_STATED EXERCISE_
Identify all lines in the data containing the string "name". Copy them out.

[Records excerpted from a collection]
-.-.-
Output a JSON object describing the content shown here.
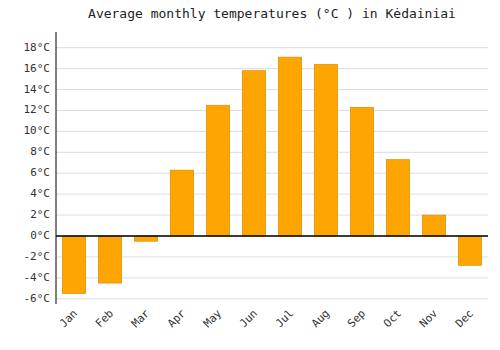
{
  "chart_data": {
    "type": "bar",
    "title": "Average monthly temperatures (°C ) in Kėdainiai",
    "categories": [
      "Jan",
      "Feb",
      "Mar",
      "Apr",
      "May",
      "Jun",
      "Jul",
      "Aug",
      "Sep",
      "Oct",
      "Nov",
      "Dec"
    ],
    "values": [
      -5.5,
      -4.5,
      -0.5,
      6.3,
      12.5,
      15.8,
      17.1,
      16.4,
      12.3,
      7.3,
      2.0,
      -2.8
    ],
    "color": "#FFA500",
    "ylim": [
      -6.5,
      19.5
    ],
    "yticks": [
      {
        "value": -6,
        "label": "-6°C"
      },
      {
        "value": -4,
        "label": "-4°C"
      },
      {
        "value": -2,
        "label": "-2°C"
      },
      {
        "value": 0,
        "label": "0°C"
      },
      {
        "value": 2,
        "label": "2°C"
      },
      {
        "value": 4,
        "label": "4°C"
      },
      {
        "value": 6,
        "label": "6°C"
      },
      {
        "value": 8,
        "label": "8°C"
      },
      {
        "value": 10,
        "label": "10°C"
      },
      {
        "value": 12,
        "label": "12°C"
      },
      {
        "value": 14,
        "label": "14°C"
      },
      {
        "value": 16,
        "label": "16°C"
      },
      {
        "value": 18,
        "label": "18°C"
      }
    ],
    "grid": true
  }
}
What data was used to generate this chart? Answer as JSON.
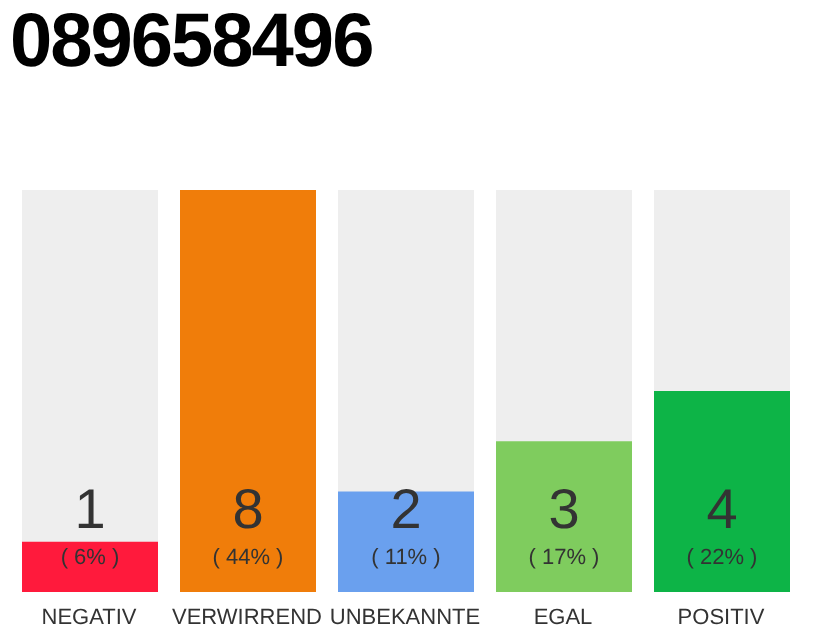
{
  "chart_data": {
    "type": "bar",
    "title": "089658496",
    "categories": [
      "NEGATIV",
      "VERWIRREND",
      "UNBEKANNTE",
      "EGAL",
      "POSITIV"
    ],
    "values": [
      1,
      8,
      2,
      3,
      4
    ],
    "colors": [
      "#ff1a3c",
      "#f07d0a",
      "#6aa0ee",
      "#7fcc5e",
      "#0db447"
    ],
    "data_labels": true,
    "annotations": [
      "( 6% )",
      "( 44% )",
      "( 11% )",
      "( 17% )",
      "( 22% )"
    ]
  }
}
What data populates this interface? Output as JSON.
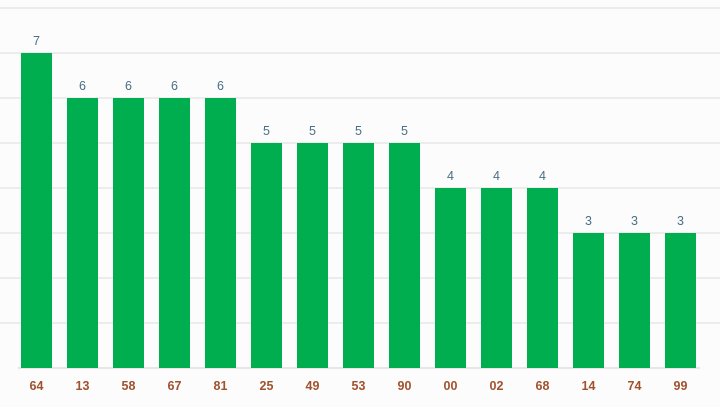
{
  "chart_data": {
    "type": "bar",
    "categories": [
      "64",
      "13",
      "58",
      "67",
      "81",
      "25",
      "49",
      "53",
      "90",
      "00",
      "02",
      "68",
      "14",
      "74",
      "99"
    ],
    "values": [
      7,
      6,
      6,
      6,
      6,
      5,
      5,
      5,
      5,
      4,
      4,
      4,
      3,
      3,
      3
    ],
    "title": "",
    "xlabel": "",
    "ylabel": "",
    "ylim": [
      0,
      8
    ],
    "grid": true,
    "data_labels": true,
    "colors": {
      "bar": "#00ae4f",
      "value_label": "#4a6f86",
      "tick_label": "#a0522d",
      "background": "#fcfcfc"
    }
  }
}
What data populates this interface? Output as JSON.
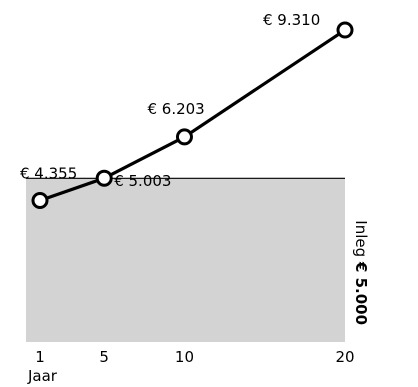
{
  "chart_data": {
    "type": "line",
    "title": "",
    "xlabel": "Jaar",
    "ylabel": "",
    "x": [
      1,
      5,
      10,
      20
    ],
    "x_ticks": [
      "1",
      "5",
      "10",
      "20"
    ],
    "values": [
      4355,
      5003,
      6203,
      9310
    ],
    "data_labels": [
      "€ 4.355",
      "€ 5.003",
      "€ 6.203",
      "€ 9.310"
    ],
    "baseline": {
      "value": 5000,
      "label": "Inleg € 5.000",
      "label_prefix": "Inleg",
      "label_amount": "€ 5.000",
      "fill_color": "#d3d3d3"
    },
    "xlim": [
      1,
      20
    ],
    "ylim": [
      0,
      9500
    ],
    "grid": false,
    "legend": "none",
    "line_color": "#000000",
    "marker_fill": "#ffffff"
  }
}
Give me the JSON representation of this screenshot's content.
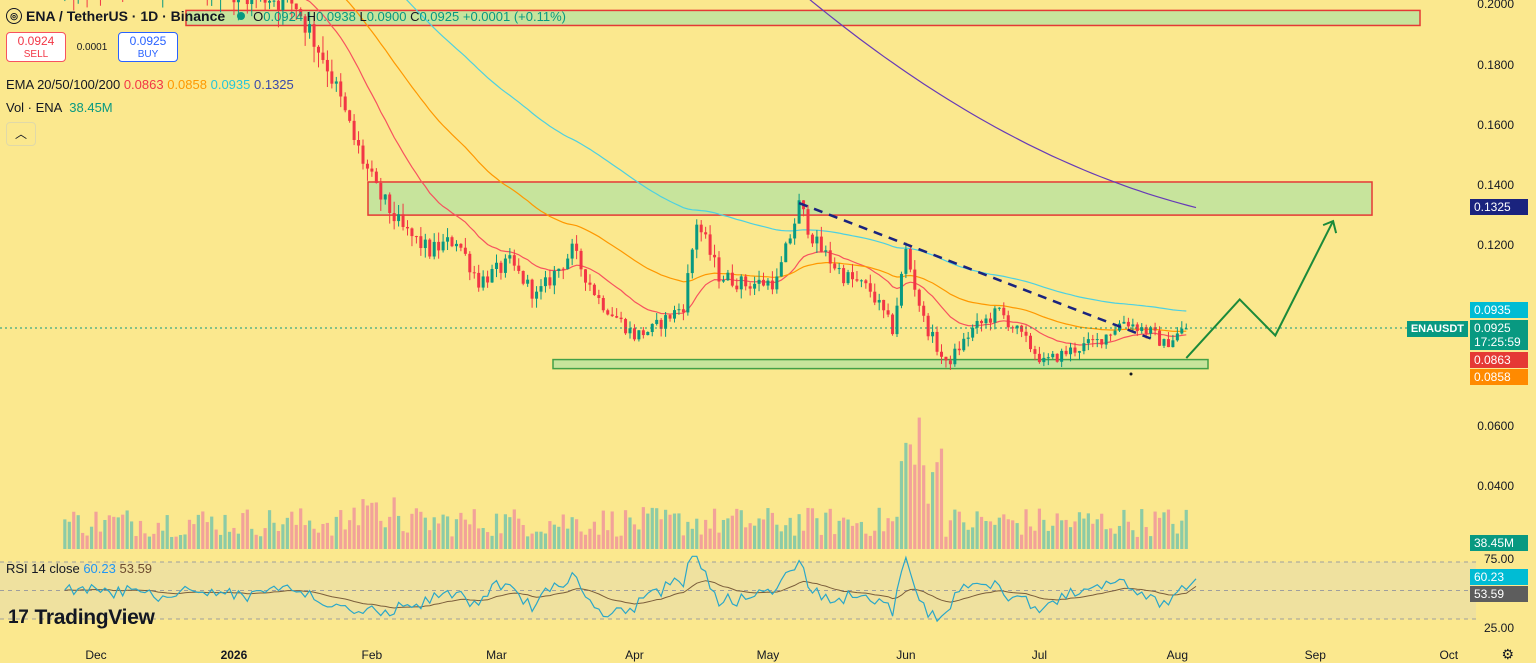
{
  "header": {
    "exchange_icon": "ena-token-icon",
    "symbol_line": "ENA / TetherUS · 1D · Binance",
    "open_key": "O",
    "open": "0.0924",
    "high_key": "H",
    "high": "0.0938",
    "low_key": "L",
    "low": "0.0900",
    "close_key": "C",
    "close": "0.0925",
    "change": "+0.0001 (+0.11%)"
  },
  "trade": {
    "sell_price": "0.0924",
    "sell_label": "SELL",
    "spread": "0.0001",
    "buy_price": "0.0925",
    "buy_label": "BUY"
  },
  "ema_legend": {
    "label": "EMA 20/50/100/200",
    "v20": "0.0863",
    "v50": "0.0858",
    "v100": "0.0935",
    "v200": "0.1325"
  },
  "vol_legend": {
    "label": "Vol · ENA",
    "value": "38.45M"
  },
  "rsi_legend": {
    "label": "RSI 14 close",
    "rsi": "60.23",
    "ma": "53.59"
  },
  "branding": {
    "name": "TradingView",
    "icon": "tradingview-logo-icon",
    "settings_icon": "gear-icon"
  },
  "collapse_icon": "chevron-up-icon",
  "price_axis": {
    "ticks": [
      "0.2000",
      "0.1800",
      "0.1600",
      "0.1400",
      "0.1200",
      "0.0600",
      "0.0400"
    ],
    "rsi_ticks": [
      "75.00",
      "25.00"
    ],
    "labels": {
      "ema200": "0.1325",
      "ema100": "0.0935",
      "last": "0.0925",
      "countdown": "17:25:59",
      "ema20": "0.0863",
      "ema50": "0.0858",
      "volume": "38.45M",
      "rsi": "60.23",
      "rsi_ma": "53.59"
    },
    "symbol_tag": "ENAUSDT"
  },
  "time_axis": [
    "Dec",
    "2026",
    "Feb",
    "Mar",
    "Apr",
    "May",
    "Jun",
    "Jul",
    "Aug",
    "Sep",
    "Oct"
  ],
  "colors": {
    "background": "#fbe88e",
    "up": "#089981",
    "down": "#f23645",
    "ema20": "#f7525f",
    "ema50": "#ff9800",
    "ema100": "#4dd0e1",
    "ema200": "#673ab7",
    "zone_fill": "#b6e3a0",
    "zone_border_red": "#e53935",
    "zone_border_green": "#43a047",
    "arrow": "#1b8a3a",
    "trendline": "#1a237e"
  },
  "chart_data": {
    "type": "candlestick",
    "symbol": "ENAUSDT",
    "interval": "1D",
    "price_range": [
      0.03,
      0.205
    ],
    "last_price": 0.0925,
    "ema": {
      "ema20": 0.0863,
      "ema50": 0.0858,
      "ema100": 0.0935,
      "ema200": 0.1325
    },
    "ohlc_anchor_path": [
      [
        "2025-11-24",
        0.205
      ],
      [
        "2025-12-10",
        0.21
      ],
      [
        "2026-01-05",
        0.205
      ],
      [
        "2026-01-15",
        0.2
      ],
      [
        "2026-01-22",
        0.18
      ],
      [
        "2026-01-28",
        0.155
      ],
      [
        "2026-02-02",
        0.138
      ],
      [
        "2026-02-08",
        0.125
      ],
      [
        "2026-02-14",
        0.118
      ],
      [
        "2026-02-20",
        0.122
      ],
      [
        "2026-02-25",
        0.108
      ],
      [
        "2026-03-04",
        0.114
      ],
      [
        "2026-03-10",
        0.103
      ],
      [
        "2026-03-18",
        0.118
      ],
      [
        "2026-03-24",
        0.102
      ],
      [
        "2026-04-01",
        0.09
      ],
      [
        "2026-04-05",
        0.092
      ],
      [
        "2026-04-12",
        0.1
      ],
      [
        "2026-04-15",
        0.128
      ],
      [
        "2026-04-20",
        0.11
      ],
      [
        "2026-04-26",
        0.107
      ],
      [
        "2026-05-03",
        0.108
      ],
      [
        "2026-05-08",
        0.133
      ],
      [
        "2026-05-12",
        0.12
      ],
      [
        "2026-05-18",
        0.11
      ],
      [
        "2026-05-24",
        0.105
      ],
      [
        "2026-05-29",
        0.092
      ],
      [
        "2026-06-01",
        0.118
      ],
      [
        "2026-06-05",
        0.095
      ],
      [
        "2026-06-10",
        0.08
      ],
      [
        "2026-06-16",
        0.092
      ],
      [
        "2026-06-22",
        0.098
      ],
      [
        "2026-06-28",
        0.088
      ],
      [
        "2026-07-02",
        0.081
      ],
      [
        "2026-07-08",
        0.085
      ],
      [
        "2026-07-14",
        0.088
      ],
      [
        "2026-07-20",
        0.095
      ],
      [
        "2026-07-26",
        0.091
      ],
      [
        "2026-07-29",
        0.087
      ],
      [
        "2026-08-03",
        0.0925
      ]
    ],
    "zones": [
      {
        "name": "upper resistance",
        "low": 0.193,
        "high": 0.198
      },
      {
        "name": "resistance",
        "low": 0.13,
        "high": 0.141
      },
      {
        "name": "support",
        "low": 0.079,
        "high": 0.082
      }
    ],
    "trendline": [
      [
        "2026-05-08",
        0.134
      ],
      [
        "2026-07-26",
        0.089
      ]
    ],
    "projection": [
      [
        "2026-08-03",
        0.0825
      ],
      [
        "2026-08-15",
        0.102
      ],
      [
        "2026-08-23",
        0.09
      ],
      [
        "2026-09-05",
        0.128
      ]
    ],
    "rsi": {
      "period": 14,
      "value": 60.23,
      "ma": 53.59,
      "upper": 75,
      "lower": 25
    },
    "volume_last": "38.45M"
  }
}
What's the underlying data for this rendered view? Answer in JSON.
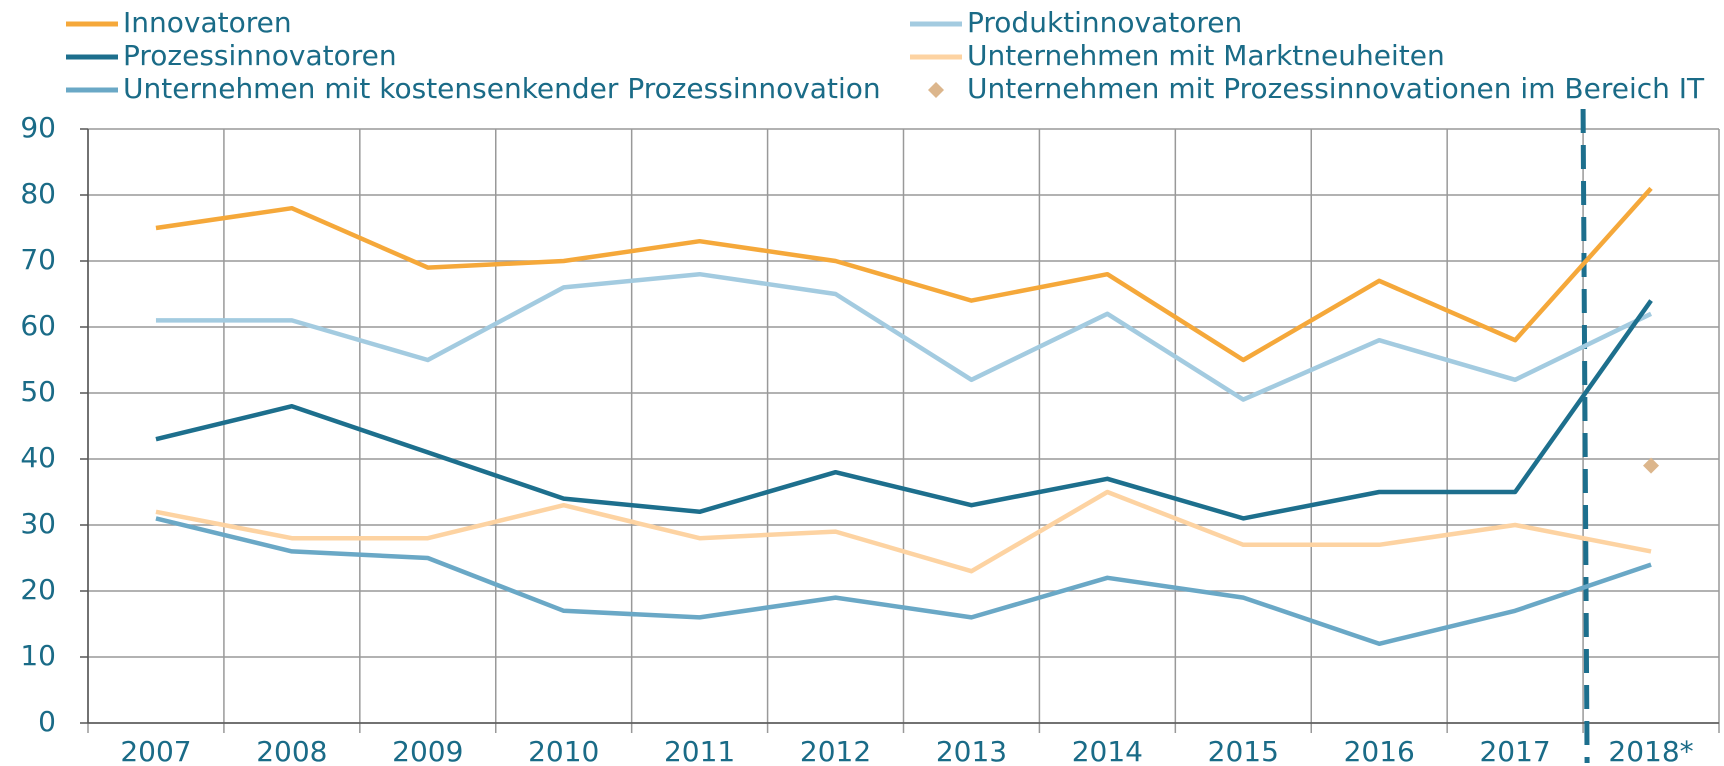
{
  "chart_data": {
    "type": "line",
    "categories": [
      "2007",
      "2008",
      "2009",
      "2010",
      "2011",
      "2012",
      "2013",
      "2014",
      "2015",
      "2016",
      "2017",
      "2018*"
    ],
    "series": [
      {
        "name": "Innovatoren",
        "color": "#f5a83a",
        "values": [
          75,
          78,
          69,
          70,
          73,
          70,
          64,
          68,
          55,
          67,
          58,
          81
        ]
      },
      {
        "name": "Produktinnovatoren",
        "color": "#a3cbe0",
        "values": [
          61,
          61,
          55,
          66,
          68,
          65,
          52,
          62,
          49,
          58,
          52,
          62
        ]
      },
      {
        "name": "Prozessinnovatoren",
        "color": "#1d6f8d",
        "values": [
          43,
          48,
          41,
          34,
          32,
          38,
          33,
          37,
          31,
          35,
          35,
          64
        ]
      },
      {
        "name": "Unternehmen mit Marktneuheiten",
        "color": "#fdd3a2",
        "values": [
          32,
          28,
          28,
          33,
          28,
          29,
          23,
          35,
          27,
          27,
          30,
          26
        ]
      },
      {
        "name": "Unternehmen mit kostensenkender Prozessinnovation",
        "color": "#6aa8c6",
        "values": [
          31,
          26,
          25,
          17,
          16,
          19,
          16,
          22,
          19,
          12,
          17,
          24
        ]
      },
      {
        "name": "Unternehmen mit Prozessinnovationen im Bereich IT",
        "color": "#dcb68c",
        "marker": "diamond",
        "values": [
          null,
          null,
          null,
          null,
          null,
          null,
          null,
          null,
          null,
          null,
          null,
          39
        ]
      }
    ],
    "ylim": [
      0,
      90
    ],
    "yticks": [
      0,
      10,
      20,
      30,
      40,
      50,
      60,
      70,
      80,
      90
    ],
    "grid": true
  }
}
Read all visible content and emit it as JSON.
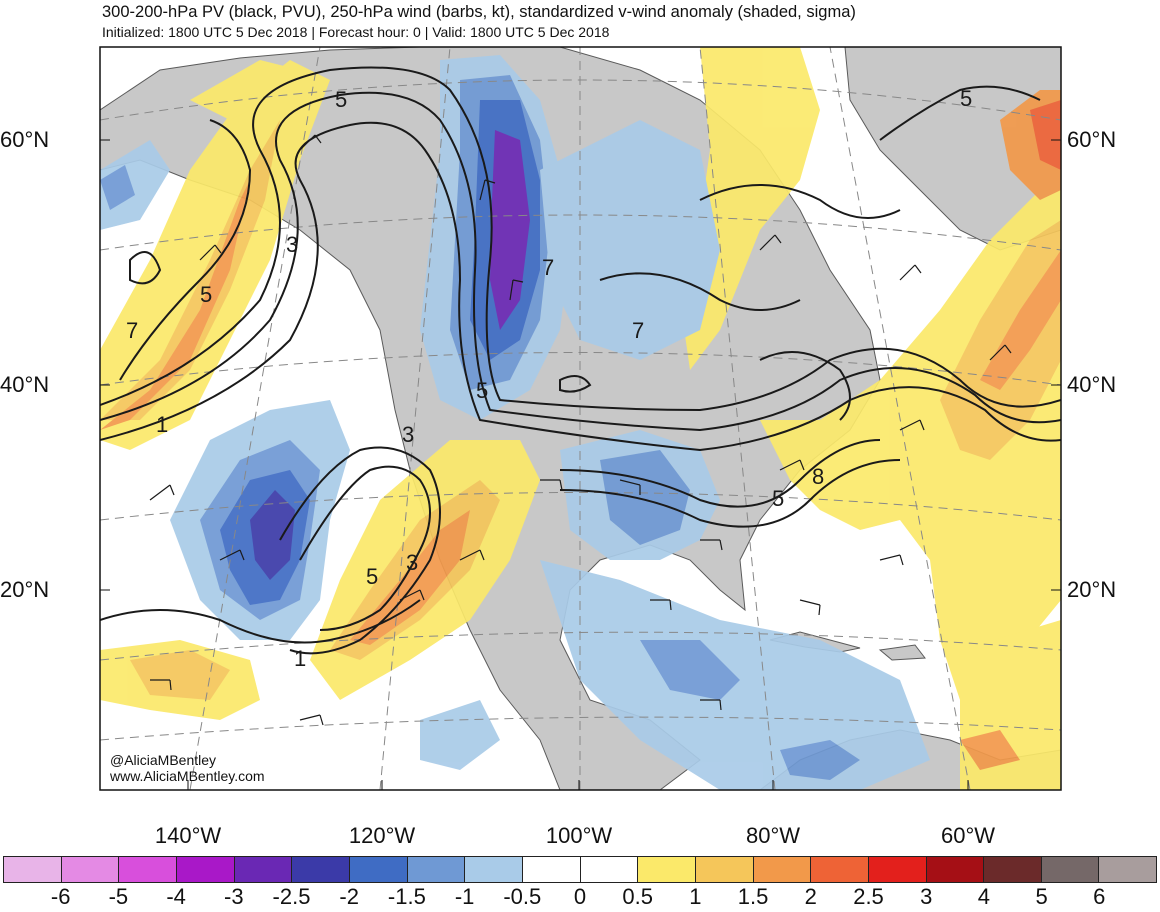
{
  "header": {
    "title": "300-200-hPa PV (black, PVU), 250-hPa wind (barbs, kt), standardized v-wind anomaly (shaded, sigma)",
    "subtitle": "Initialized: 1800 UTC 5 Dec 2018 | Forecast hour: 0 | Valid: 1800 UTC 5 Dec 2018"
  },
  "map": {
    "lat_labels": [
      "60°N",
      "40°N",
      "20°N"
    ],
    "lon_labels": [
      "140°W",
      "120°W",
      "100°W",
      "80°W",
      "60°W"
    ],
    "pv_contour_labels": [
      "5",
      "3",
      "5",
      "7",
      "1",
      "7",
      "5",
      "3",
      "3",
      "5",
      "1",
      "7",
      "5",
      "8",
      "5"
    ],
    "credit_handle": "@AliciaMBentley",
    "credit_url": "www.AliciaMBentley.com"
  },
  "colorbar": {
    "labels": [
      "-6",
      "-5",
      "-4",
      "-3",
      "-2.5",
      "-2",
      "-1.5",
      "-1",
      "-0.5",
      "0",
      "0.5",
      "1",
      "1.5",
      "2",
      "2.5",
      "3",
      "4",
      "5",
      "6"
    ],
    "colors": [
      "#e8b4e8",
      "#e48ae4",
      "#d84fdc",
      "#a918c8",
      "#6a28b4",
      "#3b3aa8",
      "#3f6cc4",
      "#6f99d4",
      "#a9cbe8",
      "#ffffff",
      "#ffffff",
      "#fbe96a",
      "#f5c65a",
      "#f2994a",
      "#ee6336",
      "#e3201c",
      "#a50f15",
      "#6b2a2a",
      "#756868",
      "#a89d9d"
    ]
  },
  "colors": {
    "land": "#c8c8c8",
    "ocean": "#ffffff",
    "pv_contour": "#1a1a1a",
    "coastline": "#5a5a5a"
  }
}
-.-.-
_CORRECT RESPONSE_
    "name": "TradingView",
        "name": "upper resistance",
        "name": "resistance",
        "name": "support",
        "name": "Innovatoren",
        "name": "Produktinnovatoren",
        "name": "Prozessinnovatoren",
        "name": "Unternehmen mit Marktneuheiten",
        "name": "Unternehmen mit kostensenkender Prozessinnovation",
        "name": "Unternehmen mit Prozessinnovationen im Bereich IT",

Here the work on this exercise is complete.